* **Task requirements**: Pick out all lines with the word "をご確認ください" from the records that follow.

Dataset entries

◆ ◆ ◆ ◆ ◆

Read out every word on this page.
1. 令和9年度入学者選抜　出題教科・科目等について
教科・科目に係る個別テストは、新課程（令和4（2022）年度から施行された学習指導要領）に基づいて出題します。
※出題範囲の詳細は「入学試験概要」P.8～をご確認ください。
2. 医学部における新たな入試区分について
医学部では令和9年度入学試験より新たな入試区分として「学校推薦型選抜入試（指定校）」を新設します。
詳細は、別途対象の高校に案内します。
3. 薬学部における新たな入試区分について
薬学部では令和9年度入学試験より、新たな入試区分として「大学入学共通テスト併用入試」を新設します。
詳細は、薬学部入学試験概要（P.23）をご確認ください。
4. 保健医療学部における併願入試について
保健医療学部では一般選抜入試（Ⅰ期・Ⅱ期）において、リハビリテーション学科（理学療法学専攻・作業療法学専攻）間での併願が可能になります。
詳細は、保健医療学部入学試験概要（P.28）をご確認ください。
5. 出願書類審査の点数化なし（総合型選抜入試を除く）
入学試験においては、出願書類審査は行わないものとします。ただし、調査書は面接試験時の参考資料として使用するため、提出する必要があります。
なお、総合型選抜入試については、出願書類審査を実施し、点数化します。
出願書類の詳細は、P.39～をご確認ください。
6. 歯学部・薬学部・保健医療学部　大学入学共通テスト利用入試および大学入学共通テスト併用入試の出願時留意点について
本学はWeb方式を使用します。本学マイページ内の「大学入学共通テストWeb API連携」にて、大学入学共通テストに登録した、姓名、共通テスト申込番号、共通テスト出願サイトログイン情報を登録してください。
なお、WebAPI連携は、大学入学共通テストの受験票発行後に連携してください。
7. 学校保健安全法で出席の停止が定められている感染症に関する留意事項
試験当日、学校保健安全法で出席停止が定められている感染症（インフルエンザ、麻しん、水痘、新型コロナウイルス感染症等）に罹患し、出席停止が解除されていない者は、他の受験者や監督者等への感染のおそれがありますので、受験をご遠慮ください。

◆ ◆ ◆ ◆ ◆

* **Solution to the exercise**:
※出題範囲の詳細は「入学試験概要」P.8～をご確認ください。
詳細は、薬学部入学試験概要（P.23）をご確認ください。
詳細は、保健医療学部入学試験概要（P.28）をご確認ください。
出願書類の詳細は、P.39～をご確認ください。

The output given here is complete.